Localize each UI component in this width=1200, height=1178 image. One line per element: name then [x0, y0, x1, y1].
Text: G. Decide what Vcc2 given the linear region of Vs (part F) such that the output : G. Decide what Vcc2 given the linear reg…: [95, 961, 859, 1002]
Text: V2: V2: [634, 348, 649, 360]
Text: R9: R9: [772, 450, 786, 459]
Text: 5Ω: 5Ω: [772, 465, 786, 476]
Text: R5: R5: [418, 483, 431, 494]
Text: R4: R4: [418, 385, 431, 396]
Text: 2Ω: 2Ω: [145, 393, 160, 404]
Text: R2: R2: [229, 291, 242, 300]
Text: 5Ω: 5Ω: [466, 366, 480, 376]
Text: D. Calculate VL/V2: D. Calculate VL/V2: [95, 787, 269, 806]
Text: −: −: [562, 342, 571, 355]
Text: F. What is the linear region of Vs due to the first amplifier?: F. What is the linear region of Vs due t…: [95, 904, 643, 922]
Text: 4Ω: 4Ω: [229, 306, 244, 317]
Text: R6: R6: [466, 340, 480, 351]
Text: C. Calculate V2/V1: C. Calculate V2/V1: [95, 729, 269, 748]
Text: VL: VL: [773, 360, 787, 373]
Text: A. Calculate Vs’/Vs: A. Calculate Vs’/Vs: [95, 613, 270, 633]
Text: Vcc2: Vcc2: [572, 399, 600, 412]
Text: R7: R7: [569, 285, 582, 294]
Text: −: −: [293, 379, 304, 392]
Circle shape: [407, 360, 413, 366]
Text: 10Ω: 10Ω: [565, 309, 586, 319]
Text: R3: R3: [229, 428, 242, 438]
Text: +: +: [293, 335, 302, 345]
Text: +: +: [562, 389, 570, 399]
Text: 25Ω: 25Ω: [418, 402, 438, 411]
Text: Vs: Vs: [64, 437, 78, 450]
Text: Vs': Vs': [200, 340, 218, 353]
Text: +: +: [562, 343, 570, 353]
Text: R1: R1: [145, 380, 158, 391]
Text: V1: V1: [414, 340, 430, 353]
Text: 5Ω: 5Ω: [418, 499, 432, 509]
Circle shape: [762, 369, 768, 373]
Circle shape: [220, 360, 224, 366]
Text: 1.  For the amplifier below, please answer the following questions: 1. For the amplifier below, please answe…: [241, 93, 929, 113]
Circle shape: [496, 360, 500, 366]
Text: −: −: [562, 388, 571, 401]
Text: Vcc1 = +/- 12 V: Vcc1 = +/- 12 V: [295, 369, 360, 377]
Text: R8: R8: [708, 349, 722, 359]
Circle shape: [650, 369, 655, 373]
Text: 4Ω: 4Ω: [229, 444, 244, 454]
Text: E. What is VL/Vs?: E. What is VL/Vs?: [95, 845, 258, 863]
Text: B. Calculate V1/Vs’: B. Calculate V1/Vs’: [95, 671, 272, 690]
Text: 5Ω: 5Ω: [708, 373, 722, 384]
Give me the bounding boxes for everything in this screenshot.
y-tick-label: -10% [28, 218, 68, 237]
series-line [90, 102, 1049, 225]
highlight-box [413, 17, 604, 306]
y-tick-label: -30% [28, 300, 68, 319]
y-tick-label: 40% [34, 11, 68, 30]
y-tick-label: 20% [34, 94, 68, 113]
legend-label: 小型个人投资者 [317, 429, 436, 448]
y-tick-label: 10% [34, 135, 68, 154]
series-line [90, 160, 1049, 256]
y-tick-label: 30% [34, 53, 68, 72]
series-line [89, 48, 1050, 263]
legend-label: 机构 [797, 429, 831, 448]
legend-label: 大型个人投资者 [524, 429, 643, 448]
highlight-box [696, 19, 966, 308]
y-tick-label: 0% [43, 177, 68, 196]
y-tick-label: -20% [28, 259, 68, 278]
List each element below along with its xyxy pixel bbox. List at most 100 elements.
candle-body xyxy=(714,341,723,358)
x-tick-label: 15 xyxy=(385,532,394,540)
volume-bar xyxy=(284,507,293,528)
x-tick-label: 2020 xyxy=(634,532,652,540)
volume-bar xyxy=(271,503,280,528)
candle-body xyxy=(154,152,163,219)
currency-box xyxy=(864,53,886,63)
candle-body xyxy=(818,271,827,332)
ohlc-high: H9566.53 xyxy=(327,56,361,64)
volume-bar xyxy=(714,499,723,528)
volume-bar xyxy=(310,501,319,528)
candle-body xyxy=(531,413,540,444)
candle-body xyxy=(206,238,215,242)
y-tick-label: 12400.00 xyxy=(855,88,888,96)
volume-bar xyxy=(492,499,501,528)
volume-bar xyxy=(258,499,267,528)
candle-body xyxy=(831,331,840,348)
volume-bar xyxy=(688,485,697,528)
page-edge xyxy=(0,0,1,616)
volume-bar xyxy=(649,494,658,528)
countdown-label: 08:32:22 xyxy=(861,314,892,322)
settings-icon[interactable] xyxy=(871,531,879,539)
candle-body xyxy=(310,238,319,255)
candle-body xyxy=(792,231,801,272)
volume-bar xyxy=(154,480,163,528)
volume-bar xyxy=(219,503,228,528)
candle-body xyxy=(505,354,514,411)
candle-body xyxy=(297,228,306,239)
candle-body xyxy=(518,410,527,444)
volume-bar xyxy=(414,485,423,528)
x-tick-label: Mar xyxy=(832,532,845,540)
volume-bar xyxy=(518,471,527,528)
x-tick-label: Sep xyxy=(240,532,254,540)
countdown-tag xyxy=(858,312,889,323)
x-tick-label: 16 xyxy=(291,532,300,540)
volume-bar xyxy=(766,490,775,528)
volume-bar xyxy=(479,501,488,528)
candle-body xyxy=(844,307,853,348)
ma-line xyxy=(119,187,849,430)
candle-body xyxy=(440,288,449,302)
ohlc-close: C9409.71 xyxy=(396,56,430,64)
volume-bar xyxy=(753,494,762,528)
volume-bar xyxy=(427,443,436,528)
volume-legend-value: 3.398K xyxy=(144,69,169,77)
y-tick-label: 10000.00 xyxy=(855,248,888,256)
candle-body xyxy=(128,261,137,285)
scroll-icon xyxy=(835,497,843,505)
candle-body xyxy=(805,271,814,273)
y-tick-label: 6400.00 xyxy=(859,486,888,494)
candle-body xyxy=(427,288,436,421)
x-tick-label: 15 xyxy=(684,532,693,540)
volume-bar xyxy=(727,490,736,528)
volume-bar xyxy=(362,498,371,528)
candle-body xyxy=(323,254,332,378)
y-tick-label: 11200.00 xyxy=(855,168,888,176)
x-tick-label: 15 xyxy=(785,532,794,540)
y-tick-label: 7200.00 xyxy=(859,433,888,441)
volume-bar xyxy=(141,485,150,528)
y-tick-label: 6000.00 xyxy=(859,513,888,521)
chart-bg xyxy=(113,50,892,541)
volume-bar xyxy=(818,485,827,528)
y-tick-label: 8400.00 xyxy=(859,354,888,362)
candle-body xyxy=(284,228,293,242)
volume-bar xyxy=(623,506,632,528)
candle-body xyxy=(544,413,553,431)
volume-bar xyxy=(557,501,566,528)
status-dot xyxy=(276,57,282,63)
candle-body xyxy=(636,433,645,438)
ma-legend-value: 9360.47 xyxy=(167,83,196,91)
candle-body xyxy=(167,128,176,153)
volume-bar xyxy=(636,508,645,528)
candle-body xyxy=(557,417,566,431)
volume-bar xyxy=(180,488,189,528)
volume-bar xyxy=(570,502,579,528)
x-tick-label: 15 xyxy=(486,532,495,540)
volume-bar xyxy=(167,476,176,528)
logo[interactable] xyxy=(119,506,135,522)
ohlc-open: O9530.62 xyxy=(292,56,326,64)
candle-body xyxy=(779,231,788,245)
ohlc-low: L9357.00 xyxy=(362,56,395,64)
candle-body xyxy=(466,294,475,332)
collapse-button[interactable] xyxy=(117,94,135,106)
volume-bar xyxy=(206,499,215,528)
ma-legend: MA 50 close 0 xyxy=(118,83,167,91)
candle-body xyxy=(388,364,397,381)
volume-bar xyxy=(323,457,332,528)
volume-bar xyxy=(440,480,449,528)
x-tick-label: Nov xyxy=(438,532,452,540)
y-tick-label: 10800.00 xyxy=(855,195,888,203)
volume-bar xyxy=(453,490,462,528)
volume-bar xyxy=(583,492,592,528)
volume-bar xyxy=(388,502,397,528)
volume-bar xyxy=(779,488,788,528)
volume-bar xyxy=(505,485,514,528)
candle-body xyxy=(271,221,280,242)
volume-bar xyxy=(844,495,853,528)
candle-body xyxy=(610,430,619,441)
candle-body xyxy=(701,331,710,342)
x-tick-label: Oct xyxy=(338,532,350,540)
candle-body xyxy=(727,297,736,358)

_ _ _ _ _

*TASK DIRECTIONS*
Rewrite the lines from the first one through the line with "y-tick-label: -10% [28, 218, 68, 237]", changing "Calculate" to "Compute" and leaving everything else the same.

*RESULT BELOW*
Localize each UI component in this width=1200, height=1178 image. One line per element: name then [x0, y0, x1, y1].
Text: G. Decide what Vcc2 given the linear region of Vs (part F) such that the output : G. Decide what Vcc2 given the linear reg…: [95, 961, 859, 1002]
Text: V2: V2: [634, 348, 649, 360]
Text: R9: R9: [772, 450, 786, 459]
Text: 5Ω: 5Ω: [772, 465, 786, 476]
Text: R5: R5: [418, 483, 431, 494]
Text: R4: R4: [418, 385, 431, 396]
Text: 2Ω: 2Ω: [145, 393, 160, 404]
Text: R2: R2: [229, 291, 242, 300]
Text: 5Ω: 5Ω: [466, 366, 480, 376]
Text: D. Compute VL/V2: D. Compute VL/V2: [95, 787, 269, 806]
Text: −: −: [562, 342, 571, 355]
Text: F. What is the linear region of Vs due to the first amplifier?: F. What is the linear region of Vs due t…: [95, 904, 643, 922]
Text: 4Ω: 4Ω: [229, 306, 244, 317]
Text: R6: R6: [466, 340, 480, 351]
Text: C. Compute V2/V1: C. Compute V2/V1: [95, 729, 269, 748]
Text: VL: VL: [773, 360, 787, 373]
Text: A. Compute Vs’/Vs: A. Compute Vs’/Vs: [95, 613, 270, 633]
Text: Vcc2: Vcc2: [572, 399, 600, 412]
Text: R7: R7: [569, 285, 582, 294]
Text: −: −: [293, 379, 304, 392]
Circle shape: [407, 360, 413, 366]
Text: 10Ω: 10Ω: [565, 309, 586, 319]
Text: R3: R3: [229, 428, 242, 438]
Text: +: +: [293, 335, 302, 345]
Text: +: +: [562, 389, 570, 399]
Text: 25Ω: 25Ω: [418, 402, 438, 411]
Text: Vs: Vs: [64, 437, 78, 450]
Text: Vs': Vs': [200, 340, 218, 353]
Text: +: +: [562, 343, 570, 353]
Text: R1: R1: [145, 380, 158, 391]
Text: V1: V1: [414, 340, 430, 353]
Text: 5Ω: 5Ω: [418, 499, 432, 509]
Circle shape: [762, 369, 768, 373]
Circle shape: [220, 360, 224, 366]
Text: 1.  For the amplifier below, please answer the following questions: 1. For the amplifier below, please answe…: [241, 93, 929, 113]
Circle shape: [496, 360, 500, 366]
Text: −: −: [562, 388, 571, 401]
Text: Vcc1 = +/- 12 V: Vcc1 = +/- 12 V: [295, 369, 360, 377]
Text: R8: R8: [708, 349, 722, 359]
Circle shape: [650, 369, 655, 373]
Text: 4Ω: 4Ω: [229, 444, 244, 454]
Text: E. What is VL/Vs?: E. What is VL/Vs?: [95, 845, 258, 863]
Text: B. Compute V1/Vs’: B. Compute V1/Vs’: [95, 671, 272, 690]
Text: 5Ω: 5Ω: [708, 373, 722, 384]
Give me the bounding boxes for everything in this screenshot.
y-tick-label: -10% [28, 218, 68, 237]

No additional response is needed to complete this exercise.